### ITEMS
## BEGIN

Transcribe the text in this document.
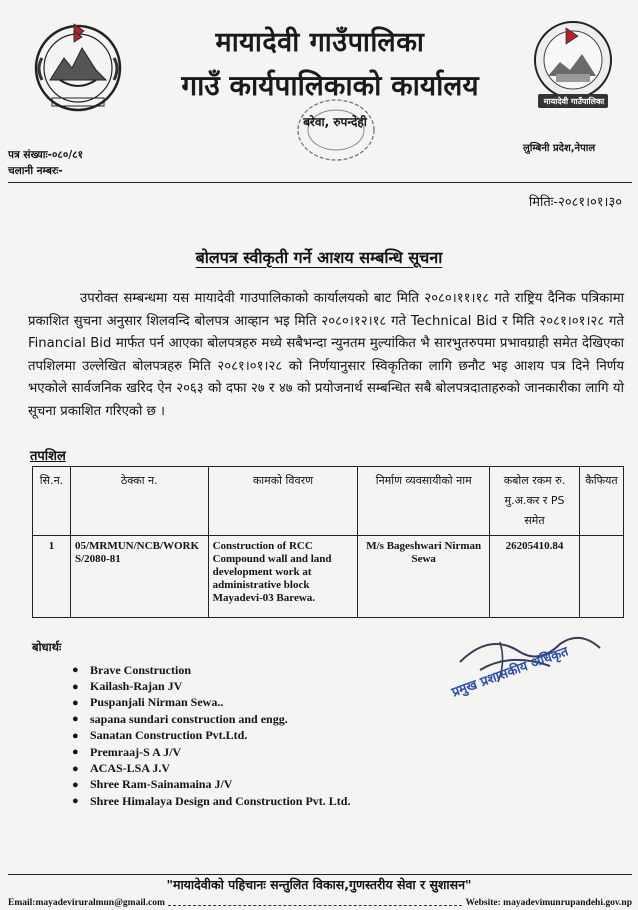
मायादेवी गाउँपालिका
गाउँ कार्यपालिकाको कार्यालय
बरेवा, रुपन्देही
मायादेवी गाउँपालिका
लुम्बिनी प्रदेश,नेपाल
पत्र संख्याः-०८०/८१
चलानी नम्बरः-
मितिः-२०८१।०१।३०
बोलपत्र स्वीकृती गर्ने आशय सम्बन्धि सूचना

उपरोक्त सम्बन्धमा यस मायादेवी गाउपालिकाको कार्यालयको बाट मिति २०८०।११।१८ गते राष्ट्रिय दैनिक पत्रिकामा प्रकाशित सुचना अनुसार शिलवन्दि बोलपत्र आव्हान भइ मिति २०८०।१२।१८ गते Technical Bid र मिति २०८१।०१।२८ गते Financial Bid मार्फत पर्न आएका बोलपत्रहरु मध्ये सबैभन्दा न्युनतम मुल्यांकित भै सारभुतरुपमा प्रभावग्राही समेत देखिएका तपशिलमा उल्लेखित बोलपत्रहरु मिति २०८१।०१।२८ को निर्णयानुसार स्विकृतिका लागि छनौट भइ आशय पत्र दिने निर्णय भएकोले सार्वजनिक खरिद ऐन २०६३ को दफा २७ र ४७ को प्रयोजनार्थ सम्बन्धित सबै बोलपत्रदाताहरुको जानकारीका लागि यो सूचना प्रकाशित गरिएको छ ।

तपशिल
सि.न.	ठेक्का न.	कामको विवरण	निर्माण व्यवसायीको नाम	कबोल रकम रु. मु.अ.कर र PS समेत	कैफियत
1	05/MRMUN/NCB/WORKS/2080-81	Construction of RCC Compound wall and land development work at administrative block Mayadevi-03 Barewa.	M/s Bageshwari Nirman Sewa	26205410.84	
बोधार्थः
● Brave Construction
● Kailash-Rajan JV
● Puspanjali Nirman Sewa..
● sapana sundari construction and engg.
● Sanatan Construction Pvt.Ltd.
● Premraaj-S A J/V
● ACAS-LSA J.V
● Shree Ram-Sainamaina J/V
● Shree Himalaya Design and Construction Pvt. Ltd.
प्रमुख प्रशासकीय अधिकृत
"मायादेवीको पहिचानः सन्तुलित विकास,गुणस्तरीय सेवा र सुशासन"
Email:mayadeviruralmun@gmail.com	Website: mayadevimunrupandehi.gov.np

## END

### INSTRUCTIONS FOR THE TASK
From the entries above, pull out each line that includes "Sewa".

### SOLUTION FOR THIS TASK
1	05/MRMUN/NCB/WORKS/2080-81	Construction of RCC Compound wall and land development work at administrative block Mayadevi-03 Barewa.	M/s Bageshwari Nirman Sewa	26205410.84	
● Puspanjali Nirman Sewa..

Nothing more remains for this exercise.